Extracted information:

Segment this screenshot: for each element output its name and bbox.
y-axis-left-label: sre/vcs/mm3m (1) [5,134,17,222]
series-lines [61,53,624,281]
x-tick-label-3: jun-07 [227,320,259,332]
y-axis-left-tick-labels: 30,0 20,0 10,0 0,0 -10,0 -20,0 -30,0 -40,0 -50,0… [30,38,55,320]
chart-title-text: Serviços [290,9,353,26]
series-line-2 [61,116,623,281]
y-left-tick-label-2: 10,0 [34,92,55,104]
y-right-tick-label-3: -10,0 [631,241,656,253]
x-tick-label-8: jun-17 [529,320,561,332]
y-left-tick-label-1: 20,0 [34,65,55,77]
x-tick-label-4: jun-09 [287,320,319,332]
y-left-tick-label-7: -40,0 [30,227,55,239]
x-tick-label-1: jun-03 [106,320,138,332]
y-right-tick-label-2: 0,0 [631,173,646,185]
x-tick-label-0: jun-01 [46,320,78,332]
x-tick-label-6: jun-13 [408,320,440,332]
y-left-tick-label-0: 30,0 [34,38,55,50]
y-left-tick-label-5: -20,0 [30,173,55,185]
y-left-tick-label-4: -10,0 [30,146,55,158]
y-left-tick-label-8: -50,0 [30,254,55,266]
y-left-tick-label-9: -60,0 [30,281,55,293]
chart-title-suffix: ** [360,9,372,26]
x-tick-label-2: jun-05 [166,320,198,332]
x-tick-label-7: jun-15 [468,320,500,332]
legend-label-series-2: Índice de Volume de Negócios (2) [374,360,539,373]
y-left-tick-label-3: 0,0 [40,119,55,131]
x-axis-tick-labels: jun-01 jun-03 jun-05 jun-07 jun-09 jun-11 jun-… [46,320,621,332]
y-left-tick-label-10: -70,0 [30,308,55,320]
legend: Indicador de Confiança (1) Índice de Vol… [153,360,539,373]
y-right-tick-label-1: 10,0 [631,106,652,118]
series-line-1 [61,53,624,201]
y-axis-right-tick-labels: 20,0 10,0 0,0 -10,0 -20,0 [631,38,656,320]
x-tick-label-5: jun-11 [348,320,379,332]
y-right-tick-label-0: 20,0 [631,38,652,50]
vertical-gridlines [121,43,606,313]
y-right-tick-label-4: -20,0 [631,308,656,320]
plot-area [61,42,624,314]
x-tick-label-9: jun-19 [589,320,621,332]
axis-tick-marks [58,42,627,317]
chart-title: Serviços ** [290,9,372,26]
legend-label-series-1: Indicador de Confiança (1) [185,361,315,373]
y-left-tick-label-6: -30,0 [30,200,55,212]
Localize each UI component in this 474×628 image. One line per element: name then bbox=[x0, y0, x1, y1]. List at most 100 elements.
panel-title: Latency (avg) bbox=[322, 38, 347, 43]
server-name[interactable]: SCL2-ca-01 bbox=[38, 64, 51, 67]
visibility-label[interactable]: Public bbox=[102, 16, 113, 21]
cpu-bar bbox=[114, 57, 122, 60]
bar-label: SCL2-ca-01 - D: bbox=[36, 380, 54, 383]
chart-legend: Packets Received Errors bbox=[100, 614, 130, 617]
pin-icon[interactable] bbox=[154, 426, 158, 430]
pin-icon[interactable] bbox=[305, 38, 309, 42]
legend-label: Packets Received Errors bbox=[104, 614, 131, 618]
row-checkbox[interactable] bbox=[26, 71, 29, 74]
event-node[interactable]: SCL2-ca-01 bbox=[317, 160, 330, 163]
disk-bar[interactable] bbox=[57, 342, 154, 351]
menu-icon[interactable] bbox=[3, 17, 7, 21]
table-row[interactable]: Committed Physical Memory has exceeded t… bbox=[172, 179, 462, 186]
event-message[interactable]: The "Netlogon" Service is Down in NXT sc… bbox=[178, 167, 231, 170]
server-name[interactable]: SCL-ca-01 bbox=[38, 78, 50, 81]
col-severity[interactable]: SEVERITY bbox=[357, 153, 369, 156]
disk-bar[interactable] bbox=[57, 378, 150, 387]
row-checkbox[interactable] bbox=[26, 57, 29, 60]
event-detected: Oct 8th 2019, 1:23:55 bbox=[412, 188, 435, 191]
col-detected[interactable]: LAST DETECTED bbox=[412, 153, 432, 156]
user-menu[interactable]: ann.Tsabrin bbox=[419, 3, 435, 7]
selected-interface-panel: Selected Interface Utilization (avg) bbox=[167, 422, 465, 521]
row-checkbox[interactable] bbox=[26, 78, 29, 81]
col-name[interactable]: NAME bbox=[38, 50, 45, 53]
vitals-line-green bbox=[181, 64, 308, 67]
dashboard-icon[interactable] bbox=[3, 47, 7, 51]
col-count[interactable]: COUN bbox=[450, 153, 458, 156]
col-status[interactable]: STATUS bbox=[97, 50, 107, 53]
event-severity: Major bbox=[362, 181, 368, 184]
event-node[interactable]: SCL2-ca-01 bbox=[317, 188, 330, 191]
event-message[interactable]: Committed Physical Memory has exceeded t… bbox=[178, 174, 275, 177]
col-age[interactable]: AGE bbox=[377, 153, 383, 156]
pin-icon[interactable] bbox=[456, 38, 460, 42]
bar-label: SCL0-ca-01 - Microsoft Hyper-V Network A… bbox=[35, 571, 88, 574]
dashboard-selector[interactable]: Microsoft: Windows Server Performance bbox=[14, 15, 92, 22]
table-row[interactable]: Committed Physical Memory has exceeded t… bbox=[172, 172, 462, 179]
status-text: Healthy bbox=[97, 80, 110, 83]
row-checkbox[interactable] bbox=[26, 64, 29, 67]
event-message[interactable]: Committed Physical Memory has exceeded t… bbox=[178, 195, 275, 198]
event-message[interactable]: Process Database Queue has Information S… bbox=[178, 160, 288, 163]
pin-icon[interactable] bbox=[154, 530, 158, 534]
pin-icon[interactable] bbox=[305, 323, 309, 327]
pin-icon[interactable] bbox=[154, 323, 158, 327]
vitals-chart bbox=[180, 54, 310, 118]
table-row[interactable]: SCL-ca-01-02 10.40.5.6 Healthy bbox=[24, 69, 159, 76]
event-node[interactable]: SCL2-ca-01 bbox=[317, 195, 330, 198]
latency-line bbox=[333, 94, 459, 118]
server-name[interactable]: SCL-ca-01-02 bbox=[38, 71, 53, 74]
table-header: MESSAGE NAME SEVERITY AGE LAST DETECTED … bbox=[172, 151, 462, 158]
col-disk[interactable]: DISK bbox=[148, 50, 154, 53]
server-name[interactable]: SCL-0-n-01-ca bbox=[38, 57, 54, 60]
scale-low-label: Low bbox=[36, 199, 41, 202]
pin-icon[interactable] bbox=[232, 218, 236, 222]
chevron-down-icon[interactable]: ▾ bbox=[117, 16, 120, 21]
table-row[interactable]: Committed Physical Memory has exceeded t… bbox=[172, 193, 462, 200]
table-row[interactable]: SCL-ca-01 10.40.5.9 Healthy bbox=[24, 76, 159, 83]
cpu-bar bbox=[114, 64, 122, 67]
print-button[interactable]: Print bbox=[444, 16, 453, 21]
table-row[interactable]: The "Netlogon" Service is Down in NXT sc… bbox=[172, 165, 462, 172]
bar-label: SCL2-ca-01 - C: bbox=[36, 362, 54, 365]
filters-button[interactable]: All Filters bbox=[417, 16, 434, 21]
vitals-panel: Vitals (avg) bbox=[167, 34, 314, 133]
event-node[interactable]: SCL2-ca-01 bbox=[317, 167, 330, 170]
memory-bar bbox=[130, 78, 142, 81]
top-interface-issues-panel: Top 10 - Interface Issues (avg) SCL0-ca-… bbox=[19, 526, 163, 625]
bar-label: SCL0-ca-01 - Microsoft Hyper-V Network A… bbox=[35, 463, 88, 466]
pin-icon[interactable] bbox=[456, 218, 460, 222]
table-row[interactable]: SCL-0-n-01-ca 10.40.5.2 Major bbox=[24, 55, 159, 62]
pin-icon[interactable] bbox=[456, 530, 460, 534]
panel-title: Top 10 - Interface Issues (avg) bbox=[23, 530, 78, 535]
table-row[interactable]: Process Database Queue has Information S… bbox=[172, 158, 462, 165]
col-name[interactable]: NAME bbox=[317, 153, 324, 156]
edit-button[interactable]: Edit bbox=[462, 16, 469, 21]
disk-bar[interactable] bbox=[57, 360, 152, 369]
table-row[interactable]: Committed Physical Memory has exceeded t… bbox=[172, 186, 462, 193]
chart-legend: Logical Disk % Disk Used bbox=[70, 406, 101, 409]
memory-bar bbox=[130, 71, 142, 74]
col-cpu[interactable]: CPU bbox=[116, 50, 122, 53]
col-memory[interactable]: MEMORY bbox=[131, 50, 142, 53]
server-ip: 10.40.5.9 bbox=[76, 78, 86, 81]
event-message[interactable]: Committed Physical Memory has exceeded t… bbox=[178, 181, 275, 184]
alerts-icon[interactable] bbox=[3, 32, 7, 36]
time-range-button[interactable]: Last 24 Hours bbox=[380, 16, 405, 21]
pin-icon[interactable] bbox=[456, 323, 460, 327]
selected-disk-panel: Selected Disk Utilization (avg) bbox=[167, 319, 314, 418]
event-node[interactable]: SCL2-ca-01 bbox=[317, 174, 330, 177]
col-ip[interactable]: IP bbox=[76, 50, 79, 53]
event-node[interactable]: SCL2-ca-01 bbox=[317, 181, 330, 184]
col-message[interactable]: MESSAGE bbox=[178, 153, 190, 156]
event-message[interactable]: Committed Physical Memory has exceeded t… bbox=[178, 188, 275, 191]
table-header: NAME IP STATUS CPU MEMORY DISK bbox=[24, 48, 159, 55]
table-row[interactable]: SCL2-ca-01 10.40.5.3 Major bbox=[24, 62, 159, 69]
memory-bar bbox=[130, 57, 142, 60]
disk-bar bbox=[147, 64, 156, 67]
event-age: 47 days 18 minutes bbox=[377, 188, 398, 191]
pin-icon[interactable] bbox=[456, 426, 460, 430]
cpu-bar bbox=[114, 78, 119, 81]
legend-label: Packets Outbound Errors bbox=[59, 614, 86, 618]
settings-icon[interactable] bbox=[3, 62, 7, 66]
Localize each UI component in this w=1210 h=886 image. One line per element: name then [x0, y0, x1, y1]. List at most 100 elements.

...

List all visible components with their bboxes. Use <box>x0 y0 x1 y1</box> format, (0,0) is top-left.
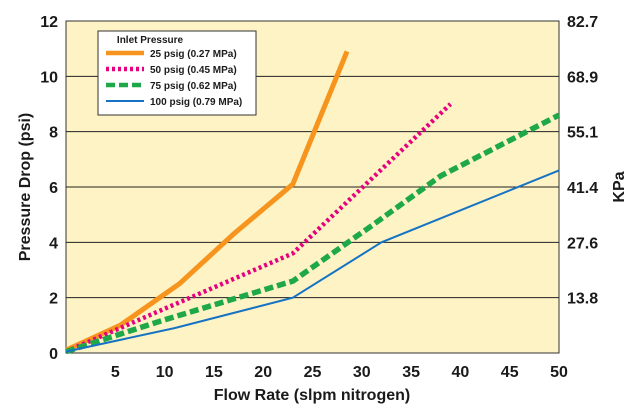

Your goal:
Turn the rows into a numbered list, starting at the line that contains "Segment this screenshot: for" and ending with the line that contains "x-tick-label-8: jun-17 [529,320,561,332]". Leave out any blank lines.

Task answer:
1. Segment this screenshot: for each element output its name and bbox.
2. y-axis-left-label: sre/vcs/mm3m (1) [5,134,17,222]
3. series-lines [61,53,624,281]
4. x-tick-label-3: jun-07 [227,320,259,332]
5. y-axis-left-tick-labels: 30,0 20,0 10,0 0,0 -10,0 -20,0 -30,0 -40,0 -50,0… [30,38,55,320]
6. chart-title-text: Serviços [290,9,353,26]
7. series-line-2 [61,116,623,281]
8. y-left-tick-label-2: 10,0 [34,92,55,104]
9. y-right-tick-label-3: -10,0 [631,241,656,253]
10. x-tick-label-8: jun-17 [529,320,561,332]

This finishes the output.